The exercise
Copy every line that contains the string "ffffff" from the entries below.

------ Listed records ------

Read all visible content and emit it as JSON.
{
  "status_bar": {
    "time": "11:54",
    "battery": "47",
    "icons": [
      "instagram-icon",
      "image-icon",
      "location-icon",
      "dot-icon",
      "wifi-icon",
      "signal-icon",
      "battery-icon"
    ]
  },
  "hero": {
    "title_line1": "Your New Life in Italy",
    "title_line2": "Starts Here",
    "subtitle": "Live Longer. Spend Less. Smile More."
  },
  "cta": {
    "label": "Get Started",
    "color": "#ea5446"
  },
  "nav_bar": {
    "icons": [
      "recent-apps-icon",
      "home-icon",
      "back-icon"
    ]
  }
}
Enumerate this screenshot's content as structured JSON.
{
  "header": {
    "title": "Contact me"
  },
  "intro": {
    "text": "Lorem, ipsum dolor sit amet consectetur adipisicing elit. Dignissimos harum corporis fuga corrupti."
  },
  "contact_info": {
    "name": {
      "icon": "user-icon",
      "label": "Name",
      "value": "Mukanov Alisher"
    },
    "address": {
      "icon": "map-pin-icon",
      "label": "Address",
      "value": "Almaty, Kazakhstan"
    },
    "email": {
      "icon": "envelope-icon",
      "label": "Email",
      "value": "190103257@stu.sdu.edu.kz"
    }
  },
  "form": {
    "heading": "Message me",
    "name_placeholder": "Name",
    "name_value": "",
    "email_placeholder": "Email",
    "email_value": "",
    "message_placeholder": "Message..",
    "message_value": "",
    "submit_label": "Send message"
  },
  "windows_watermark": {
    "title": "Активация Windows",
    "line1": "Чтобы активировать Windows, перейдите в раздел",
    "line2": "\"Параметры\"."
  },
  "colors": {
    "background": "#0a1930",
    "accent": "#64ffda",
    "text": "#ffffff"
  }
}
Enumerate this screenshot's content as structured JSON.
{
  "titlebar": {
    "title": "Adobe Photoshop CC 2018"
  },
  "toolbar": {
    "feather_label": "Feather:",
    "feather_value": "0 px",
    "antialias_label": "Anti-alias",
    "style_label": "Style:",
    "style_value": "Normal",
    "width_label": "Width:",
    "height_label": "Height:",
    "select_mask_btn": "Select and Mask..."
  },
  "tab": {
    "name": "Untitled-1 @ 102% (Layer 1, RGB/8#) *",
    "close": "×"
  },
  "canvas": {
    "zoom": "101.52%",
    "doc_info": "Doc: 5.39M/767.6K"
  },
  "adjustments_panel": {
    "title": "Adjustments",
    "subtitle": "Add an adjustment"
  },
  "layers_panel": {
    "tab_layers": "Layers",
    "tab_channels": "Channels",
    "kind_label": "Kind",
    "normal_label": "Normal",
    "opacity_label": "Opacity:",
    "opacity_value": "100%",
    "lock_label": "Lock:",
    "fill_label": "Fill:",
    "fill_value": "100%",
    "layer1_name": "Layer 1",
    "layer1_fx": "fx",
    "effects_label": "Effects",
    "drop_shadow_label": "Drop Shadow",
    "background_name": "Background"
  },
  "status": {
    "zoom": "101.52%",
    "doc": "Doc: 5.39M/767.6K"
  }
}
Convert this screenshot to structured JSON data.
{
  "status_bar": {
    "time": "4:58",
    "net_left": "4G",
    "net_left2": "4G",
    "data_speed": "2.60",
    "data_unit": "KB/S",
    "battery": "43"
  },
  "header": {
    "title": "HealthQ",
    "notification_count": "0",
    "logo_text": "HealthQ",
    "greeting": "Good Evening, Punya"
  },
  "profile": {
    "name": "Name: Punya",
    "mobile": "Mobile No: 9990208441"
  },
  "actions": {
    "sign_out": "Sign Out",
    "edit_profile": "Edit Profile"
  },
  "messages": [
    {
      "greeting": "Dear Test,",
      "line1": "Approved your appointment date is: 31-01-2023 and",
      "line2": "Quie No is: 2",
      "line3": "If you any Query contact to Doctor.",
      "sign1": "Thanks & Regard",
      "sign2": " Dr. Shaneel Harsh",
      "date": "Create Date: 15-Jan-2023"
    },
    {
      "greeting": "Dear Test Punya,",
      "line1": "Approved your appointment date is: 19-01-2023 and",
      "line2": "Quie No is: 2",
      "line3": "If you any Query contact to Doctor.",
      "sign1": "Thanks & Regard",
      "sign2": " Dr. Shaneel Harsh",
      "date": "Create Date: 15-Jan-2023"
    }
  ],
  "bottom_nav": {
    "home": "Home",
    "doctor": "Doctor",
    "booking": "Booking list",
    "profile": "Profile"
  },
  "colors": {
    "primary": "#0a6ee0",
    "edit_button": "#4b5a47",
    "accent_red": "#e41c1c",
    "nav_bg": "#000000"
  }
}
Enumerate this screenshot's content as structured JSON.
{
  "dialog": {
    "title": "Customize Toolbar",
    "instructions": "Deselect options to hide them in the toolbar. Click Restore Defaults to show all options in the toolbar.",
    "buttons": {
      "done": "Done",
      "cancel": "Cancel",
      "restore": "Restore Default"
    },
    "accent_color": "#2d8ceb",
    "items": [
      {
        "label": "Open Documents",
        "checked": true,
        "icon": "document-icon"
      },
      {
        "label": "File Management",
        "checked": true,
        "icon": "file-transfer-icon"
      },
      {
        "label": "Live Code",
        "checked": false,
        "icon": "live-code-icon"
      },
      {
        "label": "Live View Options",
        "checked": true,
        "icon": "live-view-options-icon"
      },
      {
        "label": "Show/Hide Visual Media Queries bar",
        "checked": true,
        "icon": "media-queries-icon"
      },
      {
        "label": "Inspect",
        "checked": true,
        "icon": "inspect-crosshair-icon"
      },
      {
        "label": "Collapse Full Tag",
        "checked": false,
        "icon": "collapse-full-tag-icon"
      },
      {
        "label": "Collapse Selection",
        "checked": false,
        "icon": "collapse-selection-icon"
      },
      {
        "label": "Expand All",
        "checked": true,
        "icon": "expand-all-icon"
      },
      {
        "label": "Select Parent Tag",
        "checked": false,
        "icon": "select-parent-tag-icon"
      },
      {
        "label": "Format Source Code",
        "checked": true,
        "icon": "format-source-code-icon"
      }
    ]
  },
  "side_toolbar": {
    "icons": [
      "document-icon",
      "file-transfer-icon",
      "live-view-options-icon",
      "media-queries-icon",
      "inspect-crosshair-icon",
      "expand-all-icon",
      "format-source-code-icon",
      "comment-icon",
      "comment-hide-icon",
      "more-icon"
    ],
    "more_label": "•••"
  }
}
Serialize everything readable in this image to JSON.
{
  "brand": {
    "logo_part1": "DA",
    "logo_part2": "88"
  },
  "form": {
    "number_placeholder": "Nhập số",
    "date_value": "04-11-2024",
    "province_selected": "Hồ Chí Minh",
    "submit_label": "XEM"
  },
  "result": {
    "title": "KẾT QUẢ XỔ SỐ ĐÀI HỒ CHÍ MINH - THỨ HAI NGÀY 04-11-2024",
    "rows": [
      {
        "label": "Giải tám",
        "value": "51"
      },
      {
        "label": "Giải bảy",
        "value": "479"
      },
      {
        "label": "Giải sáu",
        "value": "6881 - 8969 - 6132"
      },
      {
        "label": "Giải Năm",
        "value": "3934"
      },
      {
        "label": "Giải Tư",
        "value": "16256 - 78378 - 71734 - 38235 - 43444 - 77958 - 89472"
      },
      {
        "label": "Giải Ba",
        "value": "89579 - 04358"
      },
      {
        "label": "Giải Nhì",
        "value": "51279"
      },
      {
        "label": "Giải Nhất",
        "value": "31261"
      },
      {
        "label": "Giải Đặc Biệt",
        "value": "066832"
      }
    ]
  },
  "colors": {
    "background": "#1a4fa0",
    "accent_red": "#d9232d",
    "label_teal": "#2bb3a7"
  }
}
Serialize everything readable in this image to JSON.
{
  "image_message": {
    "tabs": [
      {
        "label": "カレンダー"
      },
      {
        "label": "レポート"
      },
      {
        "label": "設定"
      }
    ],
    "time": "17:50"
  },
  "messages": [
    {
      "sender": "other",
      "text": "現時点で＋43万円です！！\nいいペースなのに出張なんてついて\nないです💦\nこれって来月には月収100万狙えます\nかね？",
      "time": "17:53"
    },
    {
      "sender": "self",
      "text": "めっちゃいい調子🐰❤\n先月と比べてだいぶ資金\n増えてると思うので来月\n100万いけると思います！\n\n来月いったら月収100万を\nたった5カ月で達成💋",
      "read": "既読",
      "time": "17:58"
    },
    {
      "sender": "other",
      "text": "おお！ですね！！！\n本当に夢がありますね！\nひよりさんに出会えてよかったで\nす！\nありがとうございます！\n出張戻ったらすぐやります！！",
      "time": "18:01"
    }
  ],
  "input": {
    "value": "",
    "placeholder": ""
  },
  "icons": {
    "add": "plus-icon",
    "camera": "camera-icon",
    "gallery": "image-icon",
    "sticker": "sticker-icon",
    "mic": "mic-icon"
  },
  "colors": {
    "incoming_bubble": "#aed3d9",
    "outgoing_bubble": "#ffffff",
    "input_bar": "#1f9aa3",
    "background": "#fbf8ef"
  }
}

------

Solution to the problem
    "text": "#ffffff"
    "outgoing_bubble": "#ffffff",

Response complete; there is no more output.